◆ **Goal**
Pull every line with the word "года" out of the entries below.

BEGIN Extracted material

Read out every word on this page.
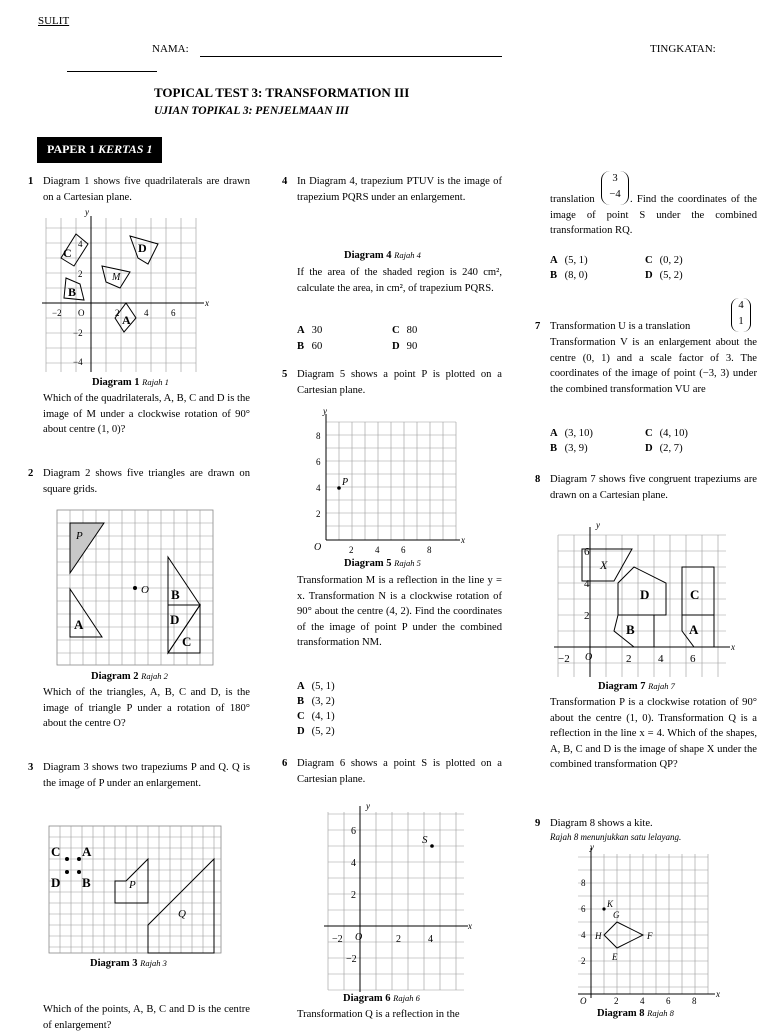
SULIT
NAMA:	TINGKATAN:
TOPICAL TEST 3: TRANSFORMATION III
UJIAN TOPIKAL 3: PENJELMAAN III
PAPER 1 KERTAS 1
1 Diagram 1 shows five quadrilaterals are drawn on a Cartesian plane.
x
y
−2 O	2	4	6
4
2
−2
−4
C	D
M
B
A
Diagram 1 Rajah 1
Which of the quadrilaterals, A, B, C and D is the image of M under a clockwise rotation of 90° about centre (1, 0)?
2 Diagram 2 shows five triangles are drawn on square grids.
P
O
A
B
D
C
Diagram 2 Rajah 2
Which of the triangles, A, B, C and D, is the image of triangle P under a rotation of 180° about the centre O?
3 Diagram 3 shows two trapeziums P and Q. Q is the image of P under an enlargement.
C A
D B	P
Q
Diagram 3 Rajah 3
Which of the points, A, B, C and D is the centre of enlargement?
4 In Diagram 4, trapezium PTUV is the image of trapezium PQRS under an enlargement.
Diagram 4 Rajah 4
If the area of the shaded region is 240 cm², calculate the area, in cm², of trapezium PQRS.
A 30	C 80
B 60	D 90
5 Diagram 5 shows a point P is plotted on a Cartesian plane.
x
y
O	2 4 6 8
2
4
6
8
P
Diagram 5 Rajah 5
Transformation M is a reflection in the line y = x. Transformation N is a clockwise rotation of 90° about the centre (4, 2). Find the coordinates of the image of point P under the combined transformation NM.
A (5, 1)
B (3, 2)
C (4, 1)
D (5, 2)
6 Diagram 6 shows a point S is plotted on a Cartesian plane.
x
y
−2 O	2	4
6
4
2
−2
S
Diagram 6 Rajah 6
Transformation Q is a reflection in the
translation
3
−4 . Find the coordinates of the image of point S under the combined transformation RQ.
A (5, 1)	C (0, 2)
B (8, 0)	D (5, 2)
7 Transformation U is a translation
4
1
Transformation V is an enlargement about the centre (0, 1) and a scale factor of 3. The coordinates of the image of point (−3, 3) under the combined transformation VU are
A (3, 10)	C (4, 10)
B (3, 9)	D (2, 7)
8 Diagram 7 shows five congruent trapeziums are drawn on a Cartesian plane.
x
y
−2 O	2 4 6
6
4
2
X
D	C
B	A
Diagram 7 Rajah 7
Transformation P is a clockwise rotation of 90° about the centre (1, 0). Transformation Q is a reflection in the line x = 4. Which of the shapes, A, B, C and D is the image of shape X under the combined transformation QP?
9 Diagram 8 shows a kite.
Rajah 8 menunjukkan satu lelayang.
x
y
O	2 4 6 8
8
6
4
2
K
G
H	F
E
Diagram 8 Rajah 8
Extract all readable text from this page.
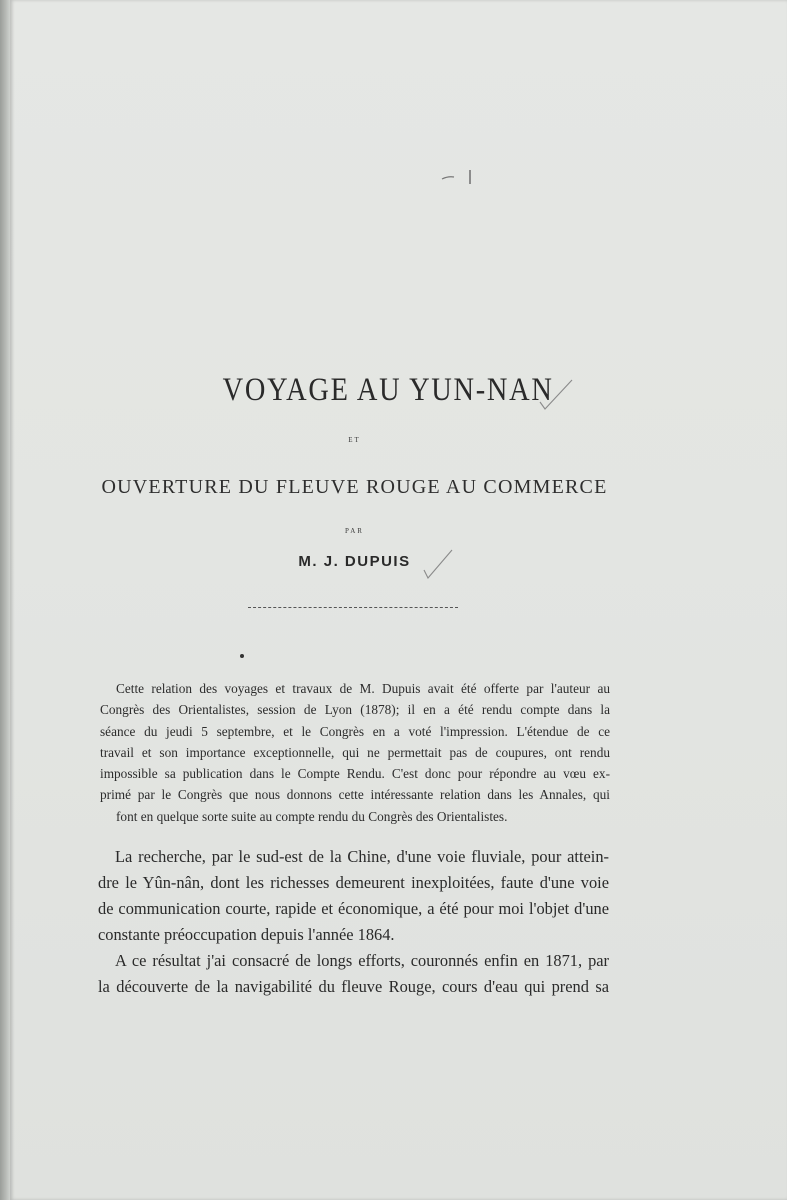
VOYAGE AU YUN-NAN
ET
OUVERTURE DU FLEUVE ROUGE AU COMMERCE
PAR
M. J. DUPUIS
Cette relation des voyages et travaux de M. Dupuis avait été offerte par l'auteur au
Congrès des Orientalistes, session de Lyon (1878); il en a été rendu compte dans la
séance du jeudi 5 septembre, et le Congrès en a voté l'impression. L'étendue de ce
travail et son importance exceptionnelle, qui ne permettait pas de coupures, ont rendu
impossible sa publication dans le Compte Rendu. C'est donc pour répondre au vœu ex-
primé par le Congrès que nous donnons cette intéressante relation dans les Annales, qui
font en quelque sorte suite au compte rendu du Congrès des Orientalistes.
La recherche, par le sud-est de la Chine, d'une voie fluviale, pour attein-
dre le Yûn-nân, dont les richesses demeurent inexploitées, faute d'une voie
de communication courte, rapide et économique, a été pour moi l'objet d'une
constante préoccupation depuis l'année 1864.
A ce résultat j'ai consacré de longs efforts, couronnés enfin en 1871, par
la découverte de la navigabilité du fleuve Rouge, cours d'eau qui prend sa
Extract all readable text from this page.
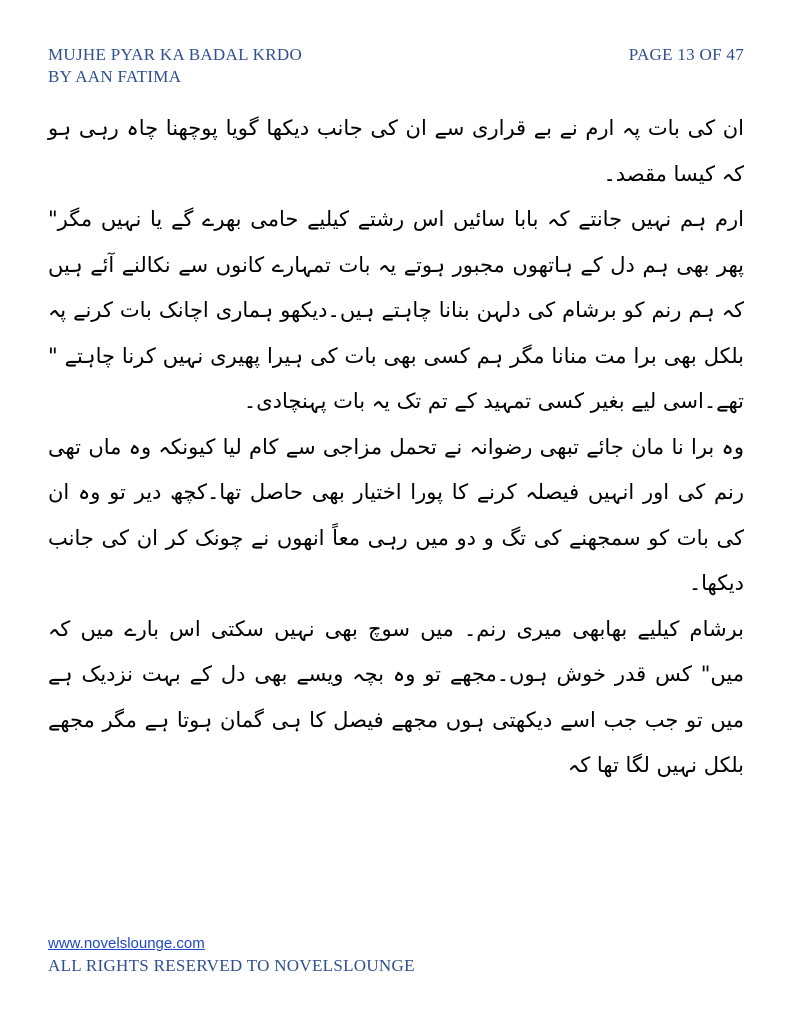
MUJHE PYAR KA BADAL KRDO
BY AAN FATIMA
PAGE 13 OF 47

ان کی بات پہ ارم نے بے قراری سے ان کی جانب دیکھا گویا پوچھنا چاہ رہی ہو کہ کیسا مقصد۔

ارم ہم نہیں جانتے کہ بابا سائیں اس رشتے کیلیے حامی بھرے گے یا نہیں مگر" پھر بھی ہم دل کے ہاتھوں مجبور ہوتے یہ بات تمہارے کانوں سے نکالنے آئے ہیں کہ ہم رنم کو برشام کی دلہن بنانا چاہتے ہیں۔دیکھو ہماری اچانک بات کرنے پہ بلکل بھی برا مت منانا مگر ہم کسی بھی بات کی ہیرا پھیری نہیں کرنا چاہتے " تھے۔اسی لیے بغیر کسی تمہید کے تم تک یہ بات پہنچادی۔

وہ برا نا مان جائے تبھی رضوانہ نے تحمل مزاجی سے کام لیا کیونکہ وہ ماں تھی رنم کی اور انہیں فیصلہ کرنے کا پورا اختیار بھی حاصل تھا۔کچھ دیر تو وہ ان کی بات کو سمجھنے کی تگ و دو میں رہی معاً انھوں نے چونک کر ان کی جانب دیکھا۔

برشام کیلیے بھابھی میری رنم۔ میں سوچ بھی نہیں سکتی اس بارے میں کہ میں" کس قدر خوش ہوں۔مجھے تو وہ بچہ ویسے بھی دل کے بہت نزدیک ہے میں تو جب جب اسے دیکھتی ہوں مجھے فیصل کا ہی گمان ہوتا ہے مگر مجھے بلکل نہیں لگا تھا کہ

www.novelslounge.com
ALL RIGHTS RESERVED TO NOVELSLOUNGE
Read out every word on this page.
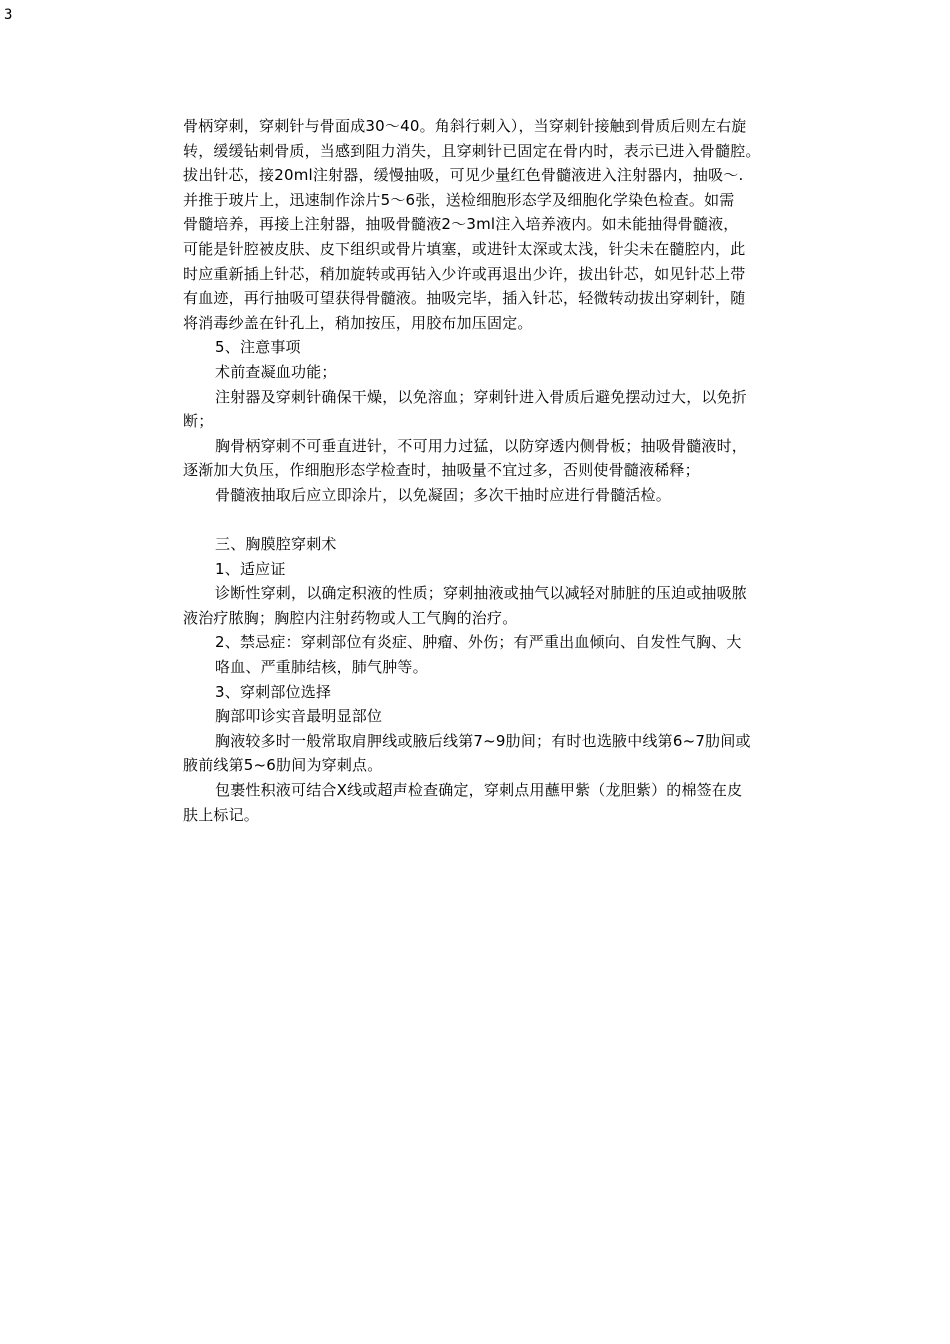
3
骨柄穿刺，穿刺针与骨面成30～40。角斜行刺入），当穿刺针接触到骨质后则左右旋
转，缓缓钻刺骨质，当感到阻力消失，且穿刺针已固定在骨内时，表示已进入骨髓腔。
拔出针芯，接20ml注射器，缓慢抽吸，可见少量红色骨髓液进入注射器内，抽吸～.
并推于玻片上，迅速制作涂片5～6张，送检细胞形态学及细胞化学染色检查。如需
骨髓培养，再接上注射器，抽吸骨髓液2～3ml注入培养液内。如未能抽得骨髓液，
可能是针腔被皮肤、皮下组织或骨片填塞，或进针太深或太浅，针尖未在髓腔内，此
时应重新插上针芯，稍加旋转或再钻入少许或再退出少许，拔出针芯，如见针芯上带
有血迹，再行抽吸可望获得骨髓液。抽吸完毕，插入针芯，轻微转动拔出穿刺针，随
将消毒纱盖在针孔上，稍加按压，用胶布加压固定。
5、注意事项
术前查凝血功能；
注射器及穿刺针确保干燥，以免溶血；穿刺针进入骨质后避免摆动过大，以免折
断；
胸骨柄穿刺不可垂直进针，不可用力过猛，以防穿透内侧骨板；抽吸骨髓液时，
逐渐加大负压，作细胞形态学检查时，抽吸量不宜过多，否则使骨髓液稀释；
骨髓液抽取后应立即涂片，以免凝固；多次干抽时应进行骨髓活检。
三、胸膜腔穿刺术
1、适应证
诊断性穿刺，以确定积液的性质；穿刺抽液或抽气以减轻对肺脏的压迫或抽吸脓
液治疗脓胸；胸腔内注射药物或人工气胸的治疗。
2、禁忌症：穿刺部位有炎症、肿瘤、外伤；有严重出血倾向、自发性气胸、大
咯血、严重肺结核，肺气肿等。
3、穿刺部位选择
胸部叩诊实音最明显部位
胸液较多时一般常取肩胛线或腋后线第7~9肋间；有时也选腋中线第6~7肋间或
腋前线第5~6肋间为穿刺点。
包裹性积液可结合X线或超声检查确定，穿刺点用蘸甲紫（龙胆紫）的棉签在皮
肤上标记。
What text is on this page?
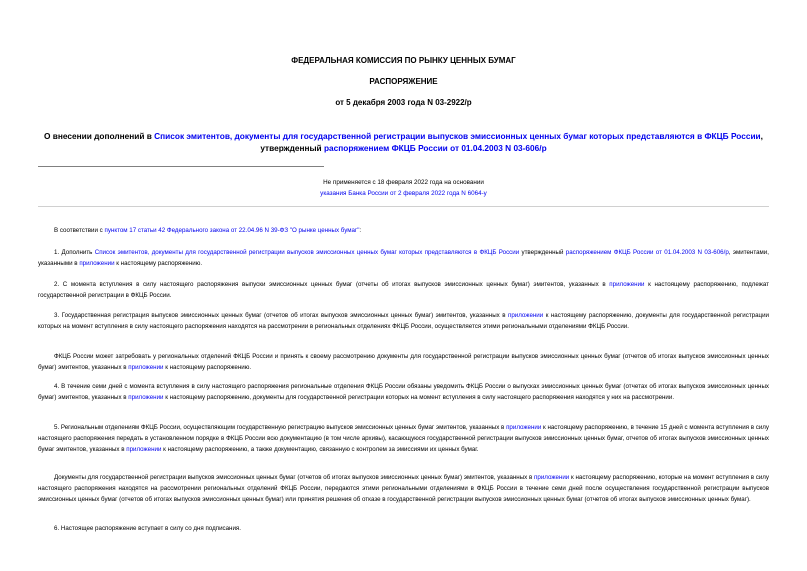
ФЕДЕРАЛЬНАЯ КОМИССИЯ ПО РЫНКУ ЦЕННЫХ БУМАГ
РАСПОРЯЖЕНИЕ
от 5 декабря 2003 года N 03-2922/р
О внесении дополнений в Список эмитентов, документы для государственной регистрации выпусков эмиссионных ценных бумаг которых представляются в ФКЦБ России, утвержденный распоряжением ФКЦБ России от 01.04.2003 N 03-606/р
Не применяется с 18 февраля 2022 года на основании
указания Банка России от 2 февраля 2022 года N 6064-у
В соответствии с пунктом 17 статьи 42 Федерального закона от 22.04.96 N 39-ФЗ "О рынке ценных бумаг":
1. Дополнить Список эмитентов, документы для государственной регистрации выпусков эмиссионных ценных бумаг которых представляются в ФКЦБ России утвержденный распоряжением ФКЦБ России от 01.04.2003 N 03-606/р, эмитентами, указанными в приложении к настоящему распоряжению.
2. С момента вступления в силу настоящего распоряжения выпуски эмиссионных ценных бумаг (отчеты об итогах выпусков эмиссионных ценных бумаг) эмитентов, указанных в приложении к настоящему распоряжению, подлежат государственной регистрации в ФКЦБ России.
3. Государственная регистрация выпусков эмиссионных ценных бумаг (отчетов об итогах выпусков эмиссионных ценных бумаг) эмитентов, указанных в приложении к настоящему распоряжению, документы для государственной регистрации которых на момент вступления в силу настоящего распоряжения находятся на рассмотрении в региональных отделениях ФКЦБ России, осуществляется этими региональными отделениями ФКЦБ России.
ФКЦБ России может затребовать у региональных отделений ФКЦБ России и принять к своему рассмотрению документы для государственной регистрации выпусков эмиссионных ценных бумаг (отчетов об итогах выпусков эмиссионных ценных бумаг) эмитентов, указанных в приложении к настоящему распоряжению.
4. В течение семи дней с момента вступления в силу настоящего распоряжения региональные отделения ФКЦБ России обязаны уведомить ФКЦБ России о выпусках эмиссионных ценных бумаг (отчетах об итогах выпусков эмиссионных ценных бумаг) эмитентов, указанных в приложении к настоящему распоряжению, документы для государственной регистрации которых на момент вступления в силу настоящего распоряжения находятся у них на рассмотрении.
5. Региональным отделениям ФКЦБ России, осуществляющим государственную регистрацию выпусков эмиссионных ценных бумаг эмитентов, указанных в приложении к настоящему распоряжению, в течение 15 дней с момента вступления в силу настоящего распоряжения передать в установленном порядке в ФКЦБ России всю документацию (в том числе архивы), касающуюся государственной регистрации выпусков эмиссионных ценных бумаг, отчетов об итогах выпусков эмиссионных ценных бумаг эмитентов, указанных в приложении к настоящему распоряжению, а также документацию, связанную с контролем за эмиссиями их ценных бумаг.
Документы для государственной регистрации выпусков эмиссионных ценных бумаг (отчетов об итогах выпусков эмиссионных ценных бумаг) эмитентов, указанных в приложении к настоящему распоряжению, которые на момент вступления в силу настоящего распоряжения находятся на рассмотрении региональных отделений ФКЦБ России, передаются этими региональными отделениями в ФКЦБ России в течение семи дней после осуществления государственной регистрации выпусков эмиссионных ценных бумаг (отчетов об итогах выпусков эмиссионных ценных бумаг) или принятия решения об отказе в государственной регистрации выпусков эмиссионных ценных бумаг (отчетов об итогах выпусков эмиссионных ценных бумаг).
6. Настоящее распоряжение вступает в силу со дня подписания.
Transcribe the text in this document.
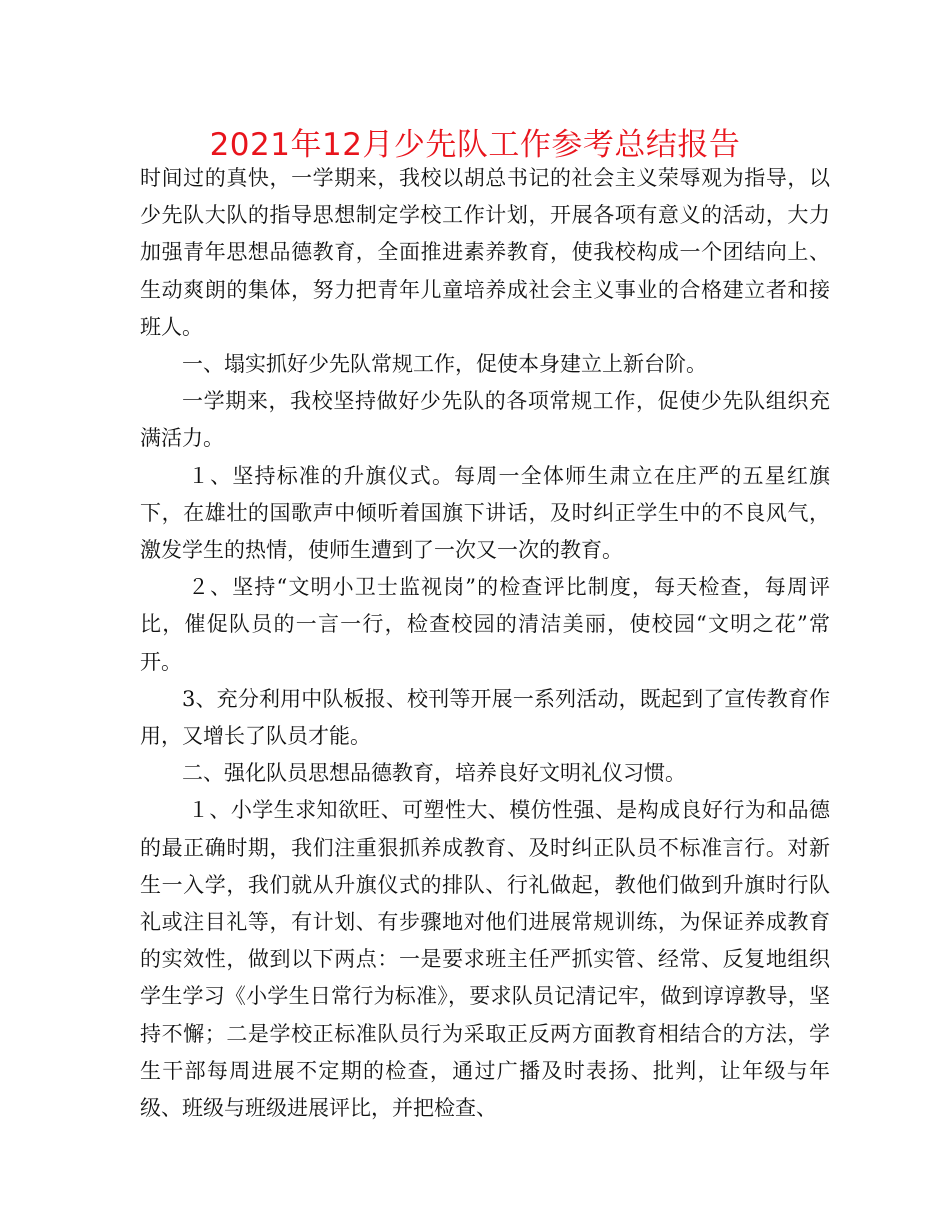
2021年12月少先队工作参考总结报告

时间过的真快，一学期来，我校以胡总书记的社会主义荣辱观为指导，以少先队大队的指导思想制定学校工作计划，开展各项有意义的活动，大力加强青年思想品德教育，全面推进素养教育，使我校构成一个团结向上、生动爽朗的集体，努力把青年儿童培养成社会主义事业的合格建立者和接班人。

一、塌实抓好少先队常规工作，促使本身建立上新台阶。

一学期来，我校坚持做好少先队的各项常规工作，促使少先队组织充满活力。

１、坚持标准的升旗仪式。每周一全体师生肃立在庄严的五星红旗下，在雄壮的国歌声中倾听着国旗下讲话，及时纠正学生中的不良风气，激发学生的热情，使师生遭到了一次又一次的教育。

２、坚持“文明小卫士监视岗”的检查评比制度，每天检查，每周评比，催促队员的一言一行，检查校园的清洁美丽，使校园“文明之花”常开。

3、充分利用中队板报、校刊等开展一系列活动，既起到了宣传教育作用，又增长了队员才能。

二、强化队员思想品德教育，培养良好文明礼仪习惯。

１、小学生求知欲旺、可塑性大、模仿性强、是构成良好行为和品德的最正确时期，我们注重狠抓养成教育、及时纠正队员不标准言行。对新生一入学，我们就从升旗仪式的排队、行礼做起，教他们做到升旗时行队礼或注目礼等，有计划、有步骤地对他们进展常规训练，为保证养成教育的实效性，做到以下两点：一是要求班主任严抓实管、经常、反复地组织学生学习《小学生日常行为标准》，要求队员记清记牢，做到谆谆教导，坚持不懈；二是学校正标准队员行为采取正反两方面教育相结合的方法，学生干部每周进展不定期的检查，通过广播及时表扬、批判，让年级与年级、班级与班级进展评比，并把检查、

END Extracted material

◆ **Exercise solution**
от 5 декабря 2003 года N 03-2922/р
Не применяется с 18 февраля 2022 года на основании
указания Банка России от 2 февраля 2022 года N 6064-у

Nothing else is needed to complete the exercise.